• [Challenge]: Retype the whole listing, please, keeping every line exact and dropping the pictures.

• [Material shown]:
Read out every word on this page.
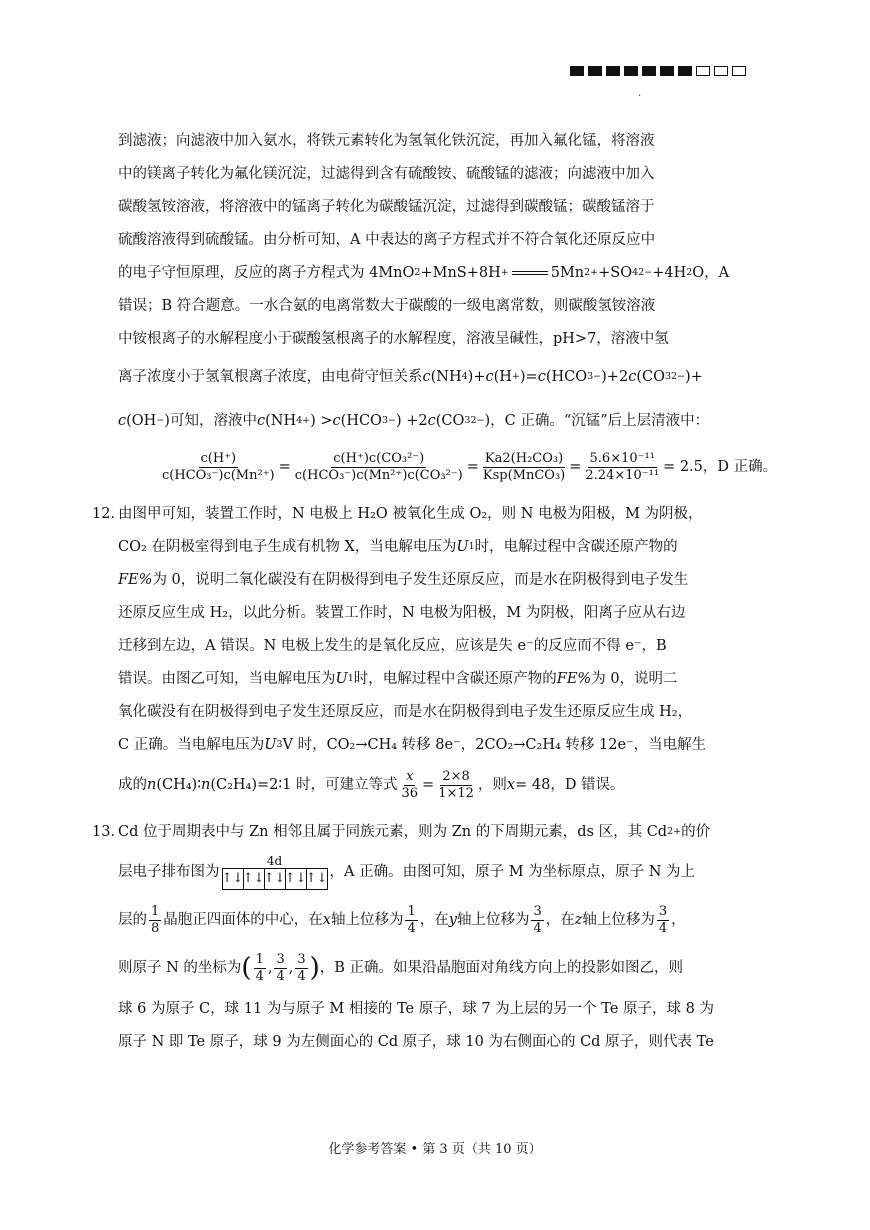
.
到滤液；向滤液中加入氨水，将铁元素转化为氢氧化铁沉淀，再加入氟化锰，将溶液
中的镁离子转化为氟化镁沉淀，过滤得到含有硫酸铵、硫酸锰的滤液；向滤液中加入
碳酸氢铵溶液，将溶液中的锰离子转化为碳酸锰沉淀，过滤得到碳酸锰；碳酸锰溶于
硫酸溶液得到硫酸锰。由分析可知，A 中表达的离子方程式并不符合氧化还原反应中
的电子守恒原理，反应的离子方程式为 4MnO 2 +MnS+8H +	5Mn 2+ +SO 4 2− +4H 2 O，A
错误；B 符合题意。一水合氨的电离常数大于碳酸的一级电离常数，则碳酸氢铵溶液
中铵根离子的水解程度小于碳酸氢根离子的水解程度，溶液呈碱性，pH>7，溶液中氢
离子浓度小于氢氧根离子浓度，由电荷守恒关系 c (NH 4 )+ c (H + )= c (HCO 3 − )+2 c (CO 3 2− )+
c (OH − )可知，溶液中 c (NH 4 + ) > c (HCO 3 − ) +2 c (CO 3 2− )，C 正确。“沉锰”后上层清液中：
$\frac{c(H^+)}{\text{c(HCO₃⁻)c(Mn²⁺)}} = \frac{\text{c(H⁺)c(CO₃²⁻)}}{\text{c(HCO₃⁻)c(Mn²⁺)c(CO₃²⁻)}} = \frac{\text{Ka2(H₂CO₃)}}{\text{Ksp(MnCO₃)}} = \frac{\text{5.6×10⁻¹¹}}{\text{2.24×10⁻¹¹}} = 2.5$，D 正确。
12．
由图甲可知，装置工作时，N 电极上 H₂O 被氧化生成 O₂，则 N 电极为阳极，M 为阴极，
CO₂ 在阴极室得到电子生成有机物 X，当电解电压为 U 1 时，电解过程中含碳还原产物的
FE% 为 0，说明二氧化碳没有在阴极得到电子发生还原反应，而是水在阴极得到电子发生
还原反应生成 H₂，以此分析。装置工作时，N 电极为阳极，M 为阴极，阳离子应从右边
迁移到左边，A 错误。N 电极上发生的是氧化反应，应该是失 e⁻的反应而不得 e⁻，B
错误。由图乙可知，当电解电压为 U 1 时，电解过程中含碳还原产物的 FE% 为 0，说明二
氧化碳没有在阴极得到电子发生还原反应，而是水在阴极得到电子发生还原反应生成 H₂，
C 正确。当电解电压为 U 3 V 时，CO₂→CH₄ 转移 8e⁻，2CO₂→C₂H₄ 转移 12e⁻，当电解生
成的 n (CH₄)∶ n (C₂H₄)=2∶1 时，可建立等式 $\frac{x}{36} = \frac{2\times 8}{1\times 12}$ ，则 x = 48，D 错误。
13．
Cd 位于周期表中与 Zn 相邻且属于同族元素，则为 Zn 的下周期元素，ds 区，其 Cd 2+ 的价
层电子排布图为
4d
↑↓ ↑↓ ↑↓ ↑↓ ↑↓ ，A 正确。由图可知，原子 M 为坐标原点，原子 N 为上
层的 $\frac{1}{8}$ 晶胞正四面体的中心，在 x 轴上位移为 $\frac{1}{4}$ ，在 y 轴上位移为 $\frac{3}{4}$ ，在 z 轴上位移为 $\frac{3}{4}$ ，
则原子 N 的坐标为 ( $\frac{1}{4}$ , $\frac{3}{4}$ , $\frac{3}{4}$ ) ，B 正确。如果沿晶胞面对角线方向上的投影如图乙，则
球 6 为原子 C，球 11 为与原子 M 相接的 Te 原子，球 7 为上层的另一个 Te 原子，球 8 为
原子 N 即 Te 原子，球 9 为左侧面心的 Cd 原子，球 10 为右侧面心的 Cd 原子，则代表 Te
化学参考答案 • 第 3 页（共 10 页）
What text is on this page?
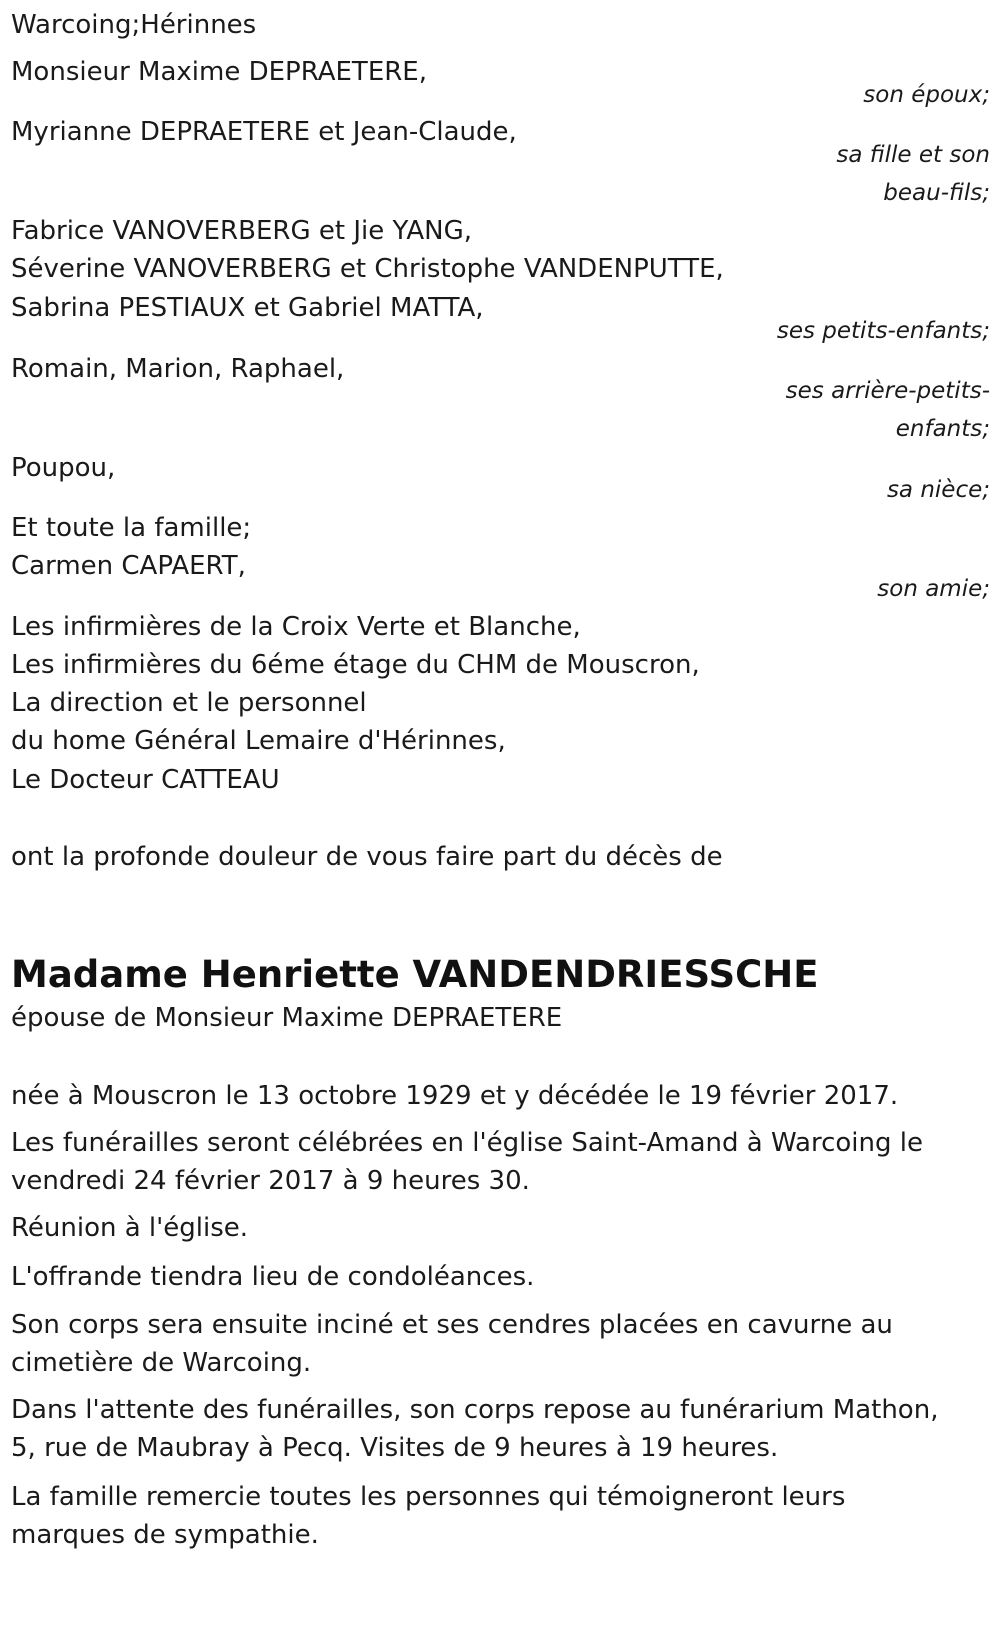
Warcoing;Hérinnes

Monsieur Maxime DEPRAETERE,

son époux;

Myrianne DEPRAETERE et Jean-Claude,

sa fille et son

beau-fils;

Fabrice VANOVERBERG et Jie YANG,

Séverine VANOVERBERG et Christophe VANDENPUTTE,

Sabrina PESTIAUX et Gabriel MATTA,

ses petits-enfants;

Romain, Marion, Raphael,

ses arrière-petits-

enfants;

Poupou,

sa nièce;

Et toute la famille;

Carmen CAPAERT,

son amie;

Les infirmières de la Croix Verte et Blanche,

Les infirmières du 6éme étage du CHM de Mouscron,

La direction et le personnel

du home Général Lemaire d'Hérinnes,

Le Docteur CATTEAU

ont la profonde douleur de vous faire part du décès de

Madame Henriette VANDENDRIESSCHE

épouse de Monsieur Maxime DEPRAETERE

née à Mouscron le 13 octobre 1929 et y décédée le 19 février 2017.

Les funérailles seront célébrées en l'église Saint-Amand à Warcoing le

vendredi 24 février 2017 à 9 heures 30.

Réunion à l'église.

L'offrande tiendra lieu de condoléances.

Son corps sera ensuite inciné et ses cendres placées en cavurne au

cimetière de Warcoing.

Dans l'attente des funérailles, son corps repose au funérarium Mathon,

5, rue de Maubray à Pecq. Visites de 9 heures à 19 heures.

La famille remercie toutes les personnes qui témoigneront leurs

marques de sympathie.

• [Solved exercise]:
Read out every word on this page.
.
到滤液；向滤液中加入氨水，将铁元素转化为氢氧化铁沉淀，再加入氟化锰，将溶液
中的镁离子转化为氟化镁沉淀，过滤得到含有硫酸铵、硫酸锰的滤液；向滤液中加入
碳酸氢铵溶液，将溶液中的锰离子转化为碳酸锰沉淀，过滤得到碳酸锰；碳酸锰溶于
硫酸溶液得到硫酸锰。由分析可知，A 中表达的离子方程式并不符合氧化还原反应中
的电子守恒原理，反应的离子方程式为 4MnO 2 +MnS+8H +	5Mn 2+ +SO 4 2− +4H 2 O，A
错误；B 符合题意。一水合氨的电离常数大于碳酸的一级电离常数，则碳酸氢铵溶液
中铵根离子的水解程度小于碳酸氢根离子的水解程度，溶液呈碱性，pH>7，溶液中氢
离子浓度小于氢氧根离子浓度，由电荷守恒关系 c (NH 4 )+ c (H + )= c (HCO 3 − )+2 c (CO 3 2− )+
c (OH − )可知，溶液中 c (NH 4 + ) > c (HCO 3 − ) +2 c (CO 3 2− )，C 正确。“沉锰”后上层清液中：
$\frac{c(H^+)}{\text{c(HCO₃⁻)c(Mn²⁺)}} = \frac{\text{c(H⁺)c(CO₃²⁻)}}{\text{c(HCO₃⁻)c(Mn²⁺)c(CO₃²⁻)}} = \frac{\text{Ka2(H₂CO₃)}}{\text{Ksp(MnCO₃)}} = \frac{\text{5.6×10⁻¹¹}}{\text{2.24×10⁻¹¹}} = 2.5$，D 正确。
12．
由图甲可知，装置工作时，N 电极上 H₂O 被氧化生成 O₂，则 N 电极为阳极，M 为阴极，
CO₂ 在阴极室得到电子生成有机物 X，当电解电压为 U 1 时，电解过程中含碳还原产物的
FE% 为 0，说明二氧化碳没有在阴极得到电子发生还原反应，而是水在阴极得到电子发生
还原反应生成 H₂，以此分析。装置工作时，N 电极为阳极，M 为阴极，阳离子应从右边
迁移到左边，A 错误。N 电极上发生的是氧化反应，应该是失 e⁻的反应而不得 e⁻，B
错误。由图乙可知，当电解电压为 U 1 时，电解过程中含碳还原产物的 FE% 为 0，说明二
氧化碳没有在阴极得到电子发生还原反应，而是水在阴极得到电子发生还原反应生成 H₂，
C 正确。当电解电压为 U 3 V 时，CO₂→CH₄ 转移 8e⁻，2CO₂→C₂H₄ 转移 12e⁻，当电解生
成的 n (CH₄)∶ n (C₂H₄)=2∶1 时，可建立等式 $\frac{x}{36} = \frac{2\times 8}{1\times 12}$ ，则 x = 48，D 错误。
13．
Cd 位于周期表中与 Zn 相邻且属于同族元素，则为 Zn 的下周期元素，ds 区，其 Cd 2+ 的价
层电子排布图为
4d
↑↓ ↑↓ ↑↓ ↑↓ ↑↓ ，A 正确。由图可知，原子 M 为坐标原点，原子 N 为上
层的 $\frac{1}{8}$ 晶胞正四面体的中心，在 x 轴上位移为 $\frac{1}{4}$ ，在 y 轴上位移为 $\frac{3}{4}$ ，在 z 轴上位移为 $\frac{3}{4}$ ，
则原子 N 的坐标为 ( $\frac{1}{4}$ , $\frac{3}{4}$ , $\frac{3}{4}$ ) ，B 正确。如果沿晶胞面对角线方向上的投影如图乙，则
球 6 为原子 C，球 11 为与原子 M 相接的 Te 原子，球 7 为上层的另一个 Te 原子，球 8 为
原子 N 即 Te 原子，球 9 为左侧面心的 Cd 原子，球 10 为右侧面心的 Cd 原子，则代表 Te
化学参考答案 • 第 3 页（共 10 页）
What text is on this page?
Warcoing;Hérinnes

Monsieur Maxime DEPRAETERE,

son époux;

Myrianne DEPRAETERE et Jean-Claude,

sa fille et son

beau-fils;

Fabrice VANOVERBERG et Jie YANG,

Séverine VANOVERBERG et Christophe VANDENPUTTE,

Sabrina PESTIAUX et Gabriel MATTA,

ses petits-enfants;

Romain, Marion, Raphael,

ses arrière-petits-

enfants;

Poupou,

sa nièce;

Et toute la famille;

Carmen CAPAERT,

son amie;

Les infirmières de la Croix Verte et Blanche,

Les infirmières du 6éme étage du CHM de Mouscron,

La direction et le personnel

du home Général Lemaire d'Hérinnes,

Le Docteur CATTEAU

ont la profonde douleur de vous faire part du décès de

Madame Henriette VANDENDRIESSCHE

épouse de Monsieur Maxime DEPRAETERE

née à Mouscron le 13 octobre 1929 et y décédée le 19 février 2017.

Les funérailles seront célébrées en l'église Saint-Amand à Warcoing le

vendredi 24 février 2017 à 9 heures 30.

Réunion à l'église.

L'offrande tiendra lieu de condoléances.

Son corps sera ensuite inciné et ses cendres placées en cavurne au

cimetière de Warcoing.

Dans l'attente des funérailles, son corps repose au funérarium Mathon,

5, rue de Maubray à Pecq. Visites de 9 heures à 19 heures.

La famille remercie toutes les personnes qui témoigneront leurs

marques de sympathie.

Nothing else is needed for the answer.